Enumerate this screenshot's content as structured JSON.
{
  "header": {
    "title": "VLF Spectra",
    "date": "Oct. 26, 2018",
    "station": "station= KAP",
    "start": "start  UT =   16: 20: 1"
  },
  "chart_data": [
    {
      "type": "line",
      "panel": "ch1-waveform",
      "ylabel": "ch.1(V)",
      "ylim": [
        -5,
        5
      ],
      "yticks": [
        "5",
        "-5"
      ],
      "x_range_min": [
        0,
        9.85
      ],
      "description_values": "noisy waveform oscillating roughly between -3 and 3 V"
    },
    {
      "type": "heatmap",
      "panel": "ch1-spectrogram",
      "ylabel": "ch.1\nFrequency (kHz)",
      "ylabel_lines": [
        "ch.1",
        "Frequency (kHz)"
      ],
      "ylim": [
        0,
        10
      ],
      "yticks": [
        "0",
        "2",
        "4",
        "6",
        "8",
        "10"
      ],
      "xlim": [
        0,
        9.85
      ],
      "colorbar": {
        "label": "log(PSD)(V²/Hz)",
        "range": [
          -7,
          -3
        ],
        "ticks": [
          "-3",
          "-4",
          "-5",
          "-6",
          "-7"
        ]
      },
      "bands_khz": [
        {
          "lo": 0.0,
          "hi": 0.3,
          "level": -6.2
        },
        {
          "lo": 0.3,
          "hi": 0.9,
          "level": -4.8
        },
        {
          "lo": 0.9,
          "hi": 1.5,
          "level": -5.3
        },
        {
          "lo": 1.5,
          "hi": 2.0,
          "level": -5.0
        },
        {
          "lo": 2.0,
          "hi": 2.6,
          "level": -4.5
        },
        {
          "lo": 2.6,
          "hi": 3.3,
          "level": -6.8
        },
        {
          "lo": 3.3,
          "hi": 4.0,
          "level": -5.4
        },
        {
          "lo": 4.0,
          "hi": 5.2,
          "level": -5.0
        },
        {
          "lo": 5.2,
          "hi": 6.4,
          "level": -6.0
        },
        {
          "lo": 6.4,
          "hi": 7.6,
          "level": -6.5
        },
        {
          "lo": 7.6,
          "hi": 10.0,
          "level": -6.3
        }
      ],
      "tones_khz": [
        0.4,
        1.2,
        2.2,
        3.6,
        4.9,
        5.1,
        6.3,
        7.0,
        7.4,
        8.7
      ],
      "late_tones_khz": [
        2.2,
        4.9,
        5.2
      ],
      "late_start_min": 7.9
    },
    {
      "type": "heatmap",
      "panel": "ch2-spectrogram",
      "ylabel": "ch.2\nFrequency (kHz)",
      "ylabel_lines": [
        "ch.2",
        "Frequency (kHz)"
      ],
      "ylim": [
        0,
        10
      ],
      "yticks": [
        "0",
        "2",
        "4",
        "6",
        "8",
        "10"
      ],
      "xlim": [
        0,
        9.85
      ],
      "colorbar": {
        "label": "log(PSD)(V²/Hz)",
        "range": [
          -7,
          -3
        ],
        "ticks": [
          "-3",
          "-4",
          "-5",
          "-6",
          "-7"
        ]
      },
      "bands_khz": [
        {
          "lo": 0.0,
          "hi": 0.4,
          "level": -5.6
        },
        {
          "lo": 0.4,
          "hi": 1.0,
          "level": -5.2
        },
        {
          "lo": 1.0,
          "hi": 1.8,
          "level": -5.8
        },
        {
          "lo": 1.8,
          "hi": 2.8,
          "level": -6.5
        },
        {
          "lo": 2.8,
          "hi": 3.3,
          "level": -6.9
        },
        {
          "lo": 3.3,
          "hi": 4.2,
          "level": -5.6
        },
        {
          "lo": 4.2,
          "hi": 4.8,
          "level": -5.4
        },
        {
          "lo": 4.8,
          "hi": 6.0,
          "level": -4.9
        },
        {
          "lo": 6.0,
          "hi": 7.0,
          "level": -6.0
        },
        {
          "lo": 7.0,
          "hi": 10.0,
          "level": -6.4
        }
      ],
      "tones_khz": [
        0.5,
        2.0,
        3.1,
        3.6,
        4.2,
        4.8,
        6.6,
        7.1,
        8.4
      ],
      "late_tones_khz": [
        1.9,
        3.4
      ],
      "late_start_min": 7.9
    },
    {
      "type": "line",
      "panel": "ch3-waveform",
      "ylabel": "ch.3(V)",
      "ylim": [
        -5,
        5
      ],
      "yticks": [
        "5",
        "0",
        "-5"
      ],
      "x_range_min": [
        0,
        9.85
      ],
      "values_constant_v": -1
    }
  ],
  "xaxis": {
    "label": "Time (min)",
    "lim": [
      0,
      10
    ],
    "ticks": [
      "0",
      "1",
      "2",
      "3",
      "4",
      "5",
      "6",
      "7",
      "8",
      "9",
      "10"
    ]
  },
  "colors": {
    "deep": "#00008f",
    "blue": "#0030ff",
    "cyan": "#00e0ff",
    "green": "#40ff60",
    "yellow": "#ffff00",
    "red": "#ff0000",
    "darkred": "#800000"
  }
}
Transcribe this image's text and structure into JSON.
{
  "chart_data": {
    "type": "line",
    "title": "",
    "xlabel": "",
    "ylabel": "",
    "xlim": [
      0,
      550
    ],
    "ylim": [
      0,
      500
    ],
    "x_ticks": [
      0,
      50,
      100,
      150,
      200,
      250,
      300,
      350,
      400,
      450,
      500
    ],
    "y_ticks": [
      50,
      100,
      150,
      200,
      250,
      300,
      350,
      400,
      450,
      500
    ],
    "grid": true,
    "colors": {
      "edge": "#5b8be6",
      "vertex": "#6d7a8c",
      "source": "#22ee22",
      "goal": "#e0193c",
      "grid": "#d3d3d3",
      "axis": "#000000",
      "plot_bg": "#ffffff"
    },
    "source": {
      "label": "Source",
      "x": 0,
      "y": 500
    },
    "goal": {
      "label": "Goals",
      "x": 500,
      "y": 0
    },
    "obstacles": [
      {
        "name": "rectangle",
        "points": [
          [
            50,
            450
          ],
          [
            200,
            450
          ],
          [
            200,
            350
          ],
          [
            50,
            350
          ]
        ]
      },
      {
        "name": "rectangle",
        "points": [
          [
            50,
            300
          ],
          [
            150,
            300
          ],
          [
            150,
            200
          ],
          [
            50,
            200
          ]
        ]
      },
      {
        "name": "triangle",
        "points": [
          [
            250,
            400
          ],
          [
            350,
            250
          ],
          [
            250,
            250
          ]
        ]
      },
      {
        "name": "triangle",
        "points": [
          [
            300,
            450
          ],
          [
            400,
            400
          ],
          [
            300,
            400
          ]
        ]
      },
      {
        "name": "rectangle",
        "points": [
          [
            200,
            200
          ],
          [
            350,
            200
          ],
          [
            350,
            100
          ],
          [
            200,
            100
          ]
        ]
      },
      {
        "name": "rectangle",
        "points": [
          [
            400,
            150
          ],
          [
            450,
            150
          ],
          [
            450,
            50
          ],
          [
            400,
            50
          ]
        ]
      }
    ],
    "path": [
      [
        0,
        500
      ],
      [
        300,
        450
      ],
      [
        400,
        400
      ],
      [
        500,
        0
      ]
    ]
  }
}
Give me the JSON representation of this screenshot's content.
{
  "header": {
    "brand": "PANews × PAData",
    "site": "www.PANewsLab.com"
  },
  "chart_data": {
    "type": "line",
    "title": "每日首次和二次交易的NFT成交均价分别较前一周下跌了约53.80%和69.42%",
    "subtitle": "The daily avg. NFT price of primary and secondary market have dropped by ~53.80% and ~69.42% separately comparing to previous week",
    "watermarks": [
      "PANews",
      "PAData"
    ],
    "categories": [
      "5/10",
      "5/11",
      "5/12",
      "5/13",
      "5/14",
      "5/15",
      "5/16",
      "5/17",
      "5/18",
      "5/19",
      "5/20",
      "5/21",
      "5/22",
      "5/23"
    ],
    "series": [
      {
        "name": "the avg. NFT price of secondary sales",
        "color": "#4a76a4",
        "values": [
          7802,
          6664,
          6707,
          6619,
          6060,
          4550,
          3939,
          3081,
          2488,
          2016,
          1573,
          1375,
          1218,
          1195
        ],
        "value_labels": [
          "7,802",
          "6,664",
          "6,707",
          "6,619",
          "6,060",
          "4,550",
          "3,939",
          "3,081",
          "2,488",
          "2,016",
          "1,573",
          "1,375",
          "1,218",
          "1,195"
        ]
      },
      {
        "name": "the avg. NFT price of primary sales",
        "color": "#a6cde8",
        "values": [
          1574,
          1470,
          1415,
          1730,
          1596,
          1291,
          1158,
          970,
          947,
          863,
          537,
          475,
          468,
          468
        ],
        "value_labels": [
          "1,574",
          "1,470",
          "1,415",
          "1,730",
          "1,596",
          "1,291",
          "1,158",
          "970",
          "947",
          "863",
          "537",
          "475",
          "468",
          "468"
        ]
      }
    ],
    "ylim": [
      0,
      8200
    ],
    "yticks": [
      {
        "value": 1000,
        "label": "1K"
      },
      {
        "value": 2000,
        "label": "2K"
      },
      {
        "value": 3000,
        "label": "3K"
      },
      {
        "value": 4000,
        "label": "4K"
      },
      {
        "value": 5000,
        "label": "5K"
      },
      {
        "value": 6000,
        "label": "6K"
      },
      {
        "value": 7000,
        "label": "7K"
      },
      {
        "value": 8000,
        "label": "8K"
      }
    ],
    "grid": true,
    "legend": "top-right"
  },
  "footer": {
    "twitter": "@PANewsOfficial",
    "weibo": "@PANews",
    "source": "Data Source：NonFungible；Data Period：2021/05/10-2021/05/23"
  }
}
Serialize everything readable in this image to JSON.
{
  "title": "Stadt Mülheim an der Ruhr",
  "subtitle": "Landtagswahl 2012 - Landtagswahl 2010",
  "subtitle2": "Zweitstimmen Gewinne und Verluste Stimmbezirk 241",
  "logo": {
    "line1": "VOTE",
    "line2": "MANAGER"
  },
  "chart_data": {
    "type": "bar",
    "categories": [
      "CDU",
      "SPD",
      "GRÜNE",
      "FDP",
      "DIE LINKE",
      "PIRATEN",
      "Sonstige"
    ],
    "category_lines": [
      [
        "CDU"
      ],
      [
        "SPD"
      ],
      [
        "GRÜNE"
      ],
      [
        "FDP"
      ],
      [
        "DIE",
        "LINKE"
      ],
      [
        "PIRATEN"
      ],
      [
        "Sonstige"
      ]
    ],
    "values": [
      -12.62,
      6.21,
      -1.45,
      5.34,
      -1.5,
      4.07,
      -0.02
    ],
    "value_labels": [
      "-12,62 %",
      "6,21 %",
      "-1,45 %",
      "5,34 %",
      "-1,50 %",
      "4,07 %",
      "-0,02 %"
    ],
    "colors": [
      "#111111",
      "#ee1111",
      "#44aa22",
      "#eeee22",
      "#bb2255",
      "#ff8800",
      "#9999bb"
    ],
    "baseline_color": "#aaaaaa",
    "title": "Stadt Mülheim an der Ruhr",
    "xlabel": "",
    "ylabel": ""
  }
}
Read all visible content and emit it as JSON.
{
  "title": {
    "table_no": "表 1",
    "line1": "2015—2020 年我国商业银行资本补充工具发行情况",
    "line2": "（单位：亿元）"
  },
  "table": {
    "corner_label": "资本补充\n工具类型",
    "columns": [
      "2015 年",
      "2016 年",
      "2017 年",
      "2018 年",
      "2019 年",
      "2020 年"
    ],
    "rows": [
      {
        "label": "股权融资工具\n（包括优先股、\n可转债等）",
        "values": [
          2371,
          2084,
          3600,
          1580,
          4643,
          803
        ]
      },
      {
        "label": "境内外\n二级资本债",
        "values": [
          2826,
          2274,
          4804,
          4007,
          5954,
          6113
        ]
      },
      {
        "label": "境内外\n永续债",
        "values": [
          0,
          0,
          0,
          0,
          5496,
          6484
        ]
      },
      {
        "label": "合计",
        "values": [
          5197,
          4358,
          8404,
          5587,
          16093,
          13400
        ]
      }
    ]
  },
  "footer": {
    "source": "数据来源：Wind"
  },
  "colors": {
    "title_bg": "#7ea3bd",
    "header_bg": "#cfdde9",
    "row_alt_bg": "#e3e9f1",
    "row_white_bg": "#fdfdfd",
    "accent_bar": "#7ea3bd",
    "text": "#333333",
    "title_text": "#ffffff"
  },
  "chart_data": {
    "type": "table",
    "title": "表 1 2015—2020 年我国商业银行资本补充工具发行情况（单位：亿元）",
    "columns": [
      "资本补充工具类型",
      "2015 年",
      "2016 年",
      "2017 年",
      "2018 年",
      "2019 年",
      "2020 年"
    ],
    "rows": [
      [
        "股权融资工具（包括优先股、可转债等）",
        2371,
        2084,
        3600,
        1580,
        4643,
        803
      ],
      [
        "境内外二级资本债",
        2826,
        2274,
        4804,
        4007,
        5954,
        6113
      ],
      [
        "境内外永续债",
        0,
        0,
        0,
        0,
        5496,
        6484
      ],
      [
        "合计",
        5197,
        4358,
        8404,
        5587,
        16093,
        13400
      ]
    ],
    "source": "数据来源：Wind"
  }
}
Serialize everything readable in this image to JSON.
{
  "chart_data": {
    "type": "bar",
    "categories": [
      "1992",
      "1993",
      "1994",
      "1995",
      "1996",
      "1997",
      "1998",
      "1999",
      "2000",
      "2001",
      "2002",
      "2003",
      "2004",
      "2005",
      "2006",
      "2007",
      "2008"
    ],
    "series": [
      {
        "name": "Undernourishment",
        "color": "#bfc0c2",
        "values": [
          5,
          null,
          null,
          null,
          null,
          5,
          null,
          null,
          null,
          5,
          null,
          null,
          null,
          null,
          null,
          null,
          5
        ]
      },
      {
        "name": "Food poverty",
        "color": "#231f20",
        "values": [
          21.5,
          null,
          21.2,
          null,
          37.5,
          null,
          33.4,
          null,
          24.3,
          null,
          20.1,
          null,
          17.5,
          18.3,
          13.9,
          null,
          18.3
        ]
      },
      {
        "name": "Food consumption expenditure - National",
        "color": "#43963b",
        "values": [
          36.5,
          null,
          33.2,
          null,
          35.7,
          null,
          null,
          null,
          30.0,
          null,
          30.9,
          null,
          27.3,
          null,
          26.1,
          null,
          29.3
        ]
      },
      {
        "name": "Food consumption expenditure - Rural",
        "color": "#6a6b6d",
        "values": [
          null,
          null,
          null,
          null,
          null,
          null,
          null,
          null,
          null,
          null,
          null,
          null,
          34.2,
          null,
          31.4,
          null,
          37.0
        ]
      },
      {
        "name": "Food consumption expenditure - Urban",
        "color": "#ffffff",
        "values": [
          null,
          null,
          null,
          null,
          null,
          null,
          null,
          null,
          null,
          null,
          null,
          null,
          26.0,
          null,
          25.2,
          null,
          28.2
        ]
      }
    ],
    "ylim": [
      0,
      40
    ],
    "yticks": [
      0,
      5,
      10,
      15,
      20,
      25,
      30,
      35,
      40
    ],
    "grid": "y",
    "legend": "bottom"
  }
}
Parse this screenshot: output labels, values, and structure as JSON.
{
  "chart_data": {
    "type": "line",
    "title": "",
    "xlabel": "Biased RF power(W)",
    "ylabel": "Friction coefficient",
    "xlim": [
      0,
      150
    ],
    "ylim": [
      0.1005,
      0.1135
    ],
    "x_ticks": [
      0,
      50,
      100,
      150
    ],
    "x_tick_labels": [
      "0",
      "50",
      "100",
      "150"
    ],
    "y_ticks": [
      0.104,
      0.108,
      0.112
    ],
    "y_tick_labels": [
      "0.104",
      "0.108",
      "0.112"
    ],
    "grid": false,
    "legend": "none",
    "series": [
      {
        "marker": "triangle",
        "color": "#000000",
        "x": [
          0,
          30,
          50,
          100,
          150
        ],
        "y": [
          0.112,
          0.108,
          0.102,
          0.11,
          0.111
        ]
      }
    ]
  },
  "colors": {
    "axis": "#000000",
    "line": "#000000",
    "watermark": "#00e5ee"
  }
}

= = = = =

_TASK STATEMENT_: Gather all lines from the listing above in which "年我国商业银行资本补充工具发行情况" occurs.

_EXPECTED ANSWER_:
    "line1": "2015—2020 年我国商业银行资本补充工具发行情况",
    "title": "表 1 2015—2020 年我国商业银行资本补充工具发行情况（单位：亿元）",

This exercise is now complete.